JOB: Repeat every line of the data exactly, but not the pictures.

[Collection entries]
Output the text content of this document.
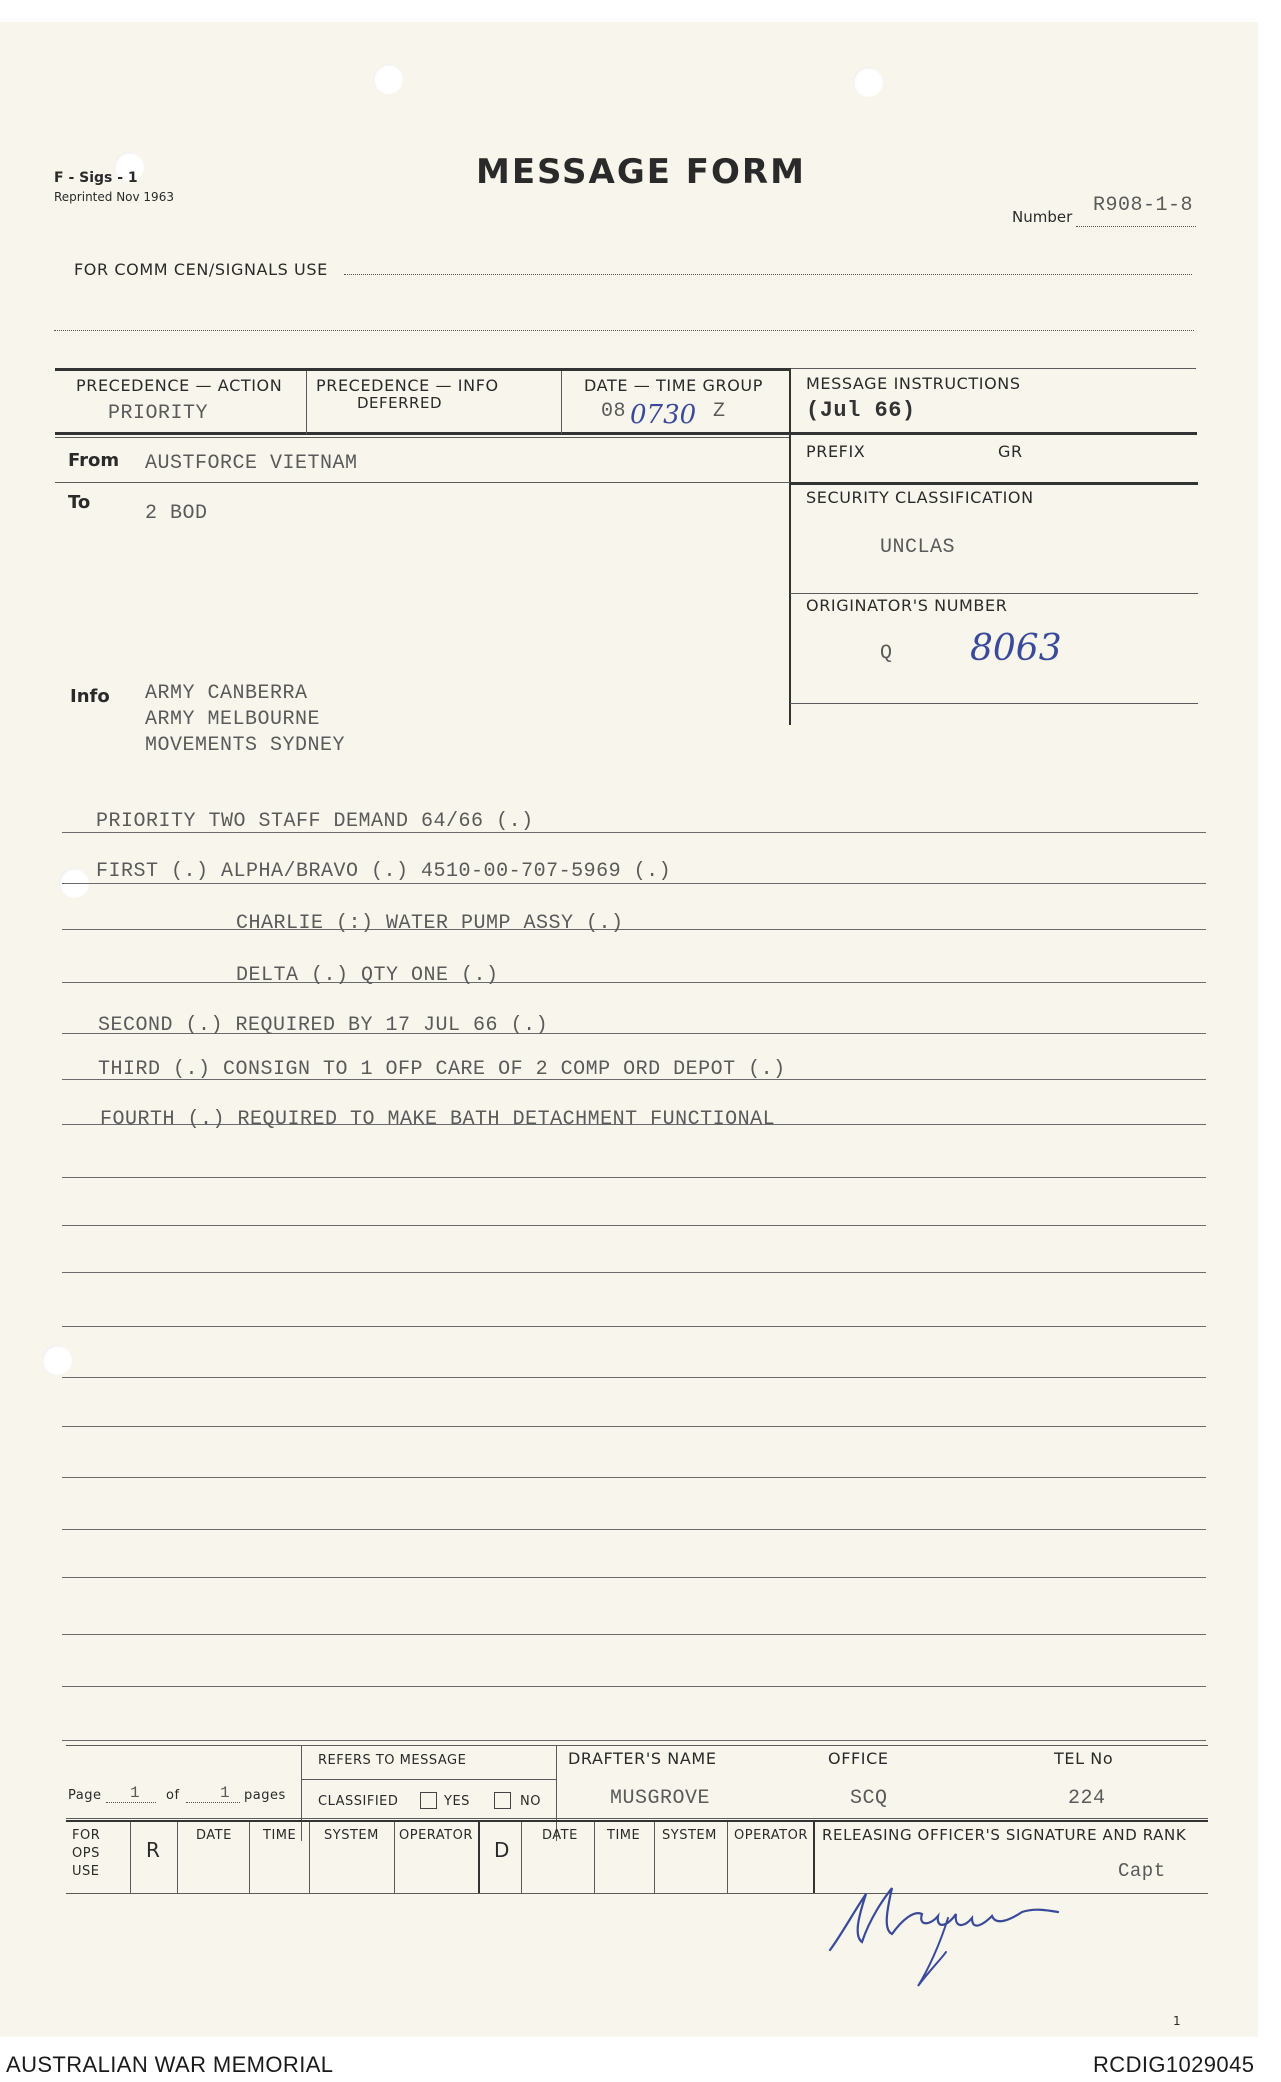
F - Sigs - 1
Reprinted Nov 1963
MESSAGE FORM
Number R908-1-8
FOR COMM CEN/SIGNALS USE
PRECEDENCE — ACTION
PRIORITY
PRECEDENCE — INFO
DEFERRED
DATE — TIME GROUP
08 0730 Z
MESSAGE INSTRUCTIONS
(Jul 66)
PREFIX	GR
From AUSTFORCE VIETNAM
To	2 BOD
Info ARMY CANBERRA
ARMY MELBOURNE
MOVEMENTS SYDNEY
SECURITY CLASSIFICATION
UNCLAS
ORIGINATOR'S NUMBER
Q 8063
PRIORITY TWO STAFF DEMAND 64/66 (.)
FIRST (.) ALPHA/BRAVO (.) 4510-00-707-5969 (.)
CHARLIE (:) WATER PUMP ASSY (.)
DELTA (.) QTY ONE (.)
SECOND (.) REQUIRED BY 17 JUL 66 (.)
THIRD (.) CONSIGN TO 1 OFP CARE OF 2 COMP ORD DEPOT (.)
FOURTH (.) REQUIRED TO MAKE BATH DETACHMENT FUNCTIONAL
Page 1 of	1 pages
REFERS TO MESSAGE
CLASSIFIED	YES	NO
DRAFTER'S NAME
MUSGROVE
OFFICE
SCQ
TEL No
224
FOR
OPS
USE
R
DATE TIME SYSTEM OPERATOR
D
DATE TIME SYSTEM OPERATOR RELEASING OFFICER'S SIGNATURE AND RANK
Capt
1
AUSTRALIAN WAR MEMORIAL	RCDIG1029045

TASK ANSWER:
Output the text content of this document.
F - Sigs - 1
Reprinted Nov 1963
MESSAGE FORM
Number R908-1-8
FOR COMM CEN/SIGNALS USE
PRECEDENCE — ACTION
PRIORITY
PRECEDENCE — INFO
DEFERRED
DATE — TIME GROUP
08 0730 Z
MESSAGE INSTRUCTIONS
(Jul 66)
PREFIX	GR
From AUSTFORCE VIETNAM
To	2 BOD
Info ARMY CANBERRA
ARMY MELBOURNE
MOVEMENTS SYDNEY
SECURITY CLASSIFICATION
UNCLAS
ORIGINATOR'S NUMBER
Q 8063
PRIORITY TWO STAFF DEMAND 64/66 (.)
FIRST (.) ALPHA/BRAVO (.) 4510-00-707-5969 (.)
CHARLIE (:) WATER PUMP ASSY (.)
DELTA (.) QTY ONE (.)
SECOND (.) REQUIRED BY 17 JUL 66 (.)
THIRD (.) CONSIGN TO 1 OFP CARE OF 2 COMP ORD DEPOT (.)
FOURTH (.) REQUIRED TO MAKE BATH DETACHMENT FUNCTIONAL
Page 1 of	1 pages
REFERS TO MESSAGE
CLASSIFIED	YES	NO
DRAFTER'S NAME
MUSGROVE
OFFICE
SCQ
TEL No
224
FOR
OPS
USE
R
DATE TIME SYSTEM OPERATOR
D
DATE TIME SYSTEM OPERATOR RELEASING OFFICER'S SIGNATURE AND RANK
Capt
1
AUSTRALIAN WAR MEMORIAL	RCDIG1029045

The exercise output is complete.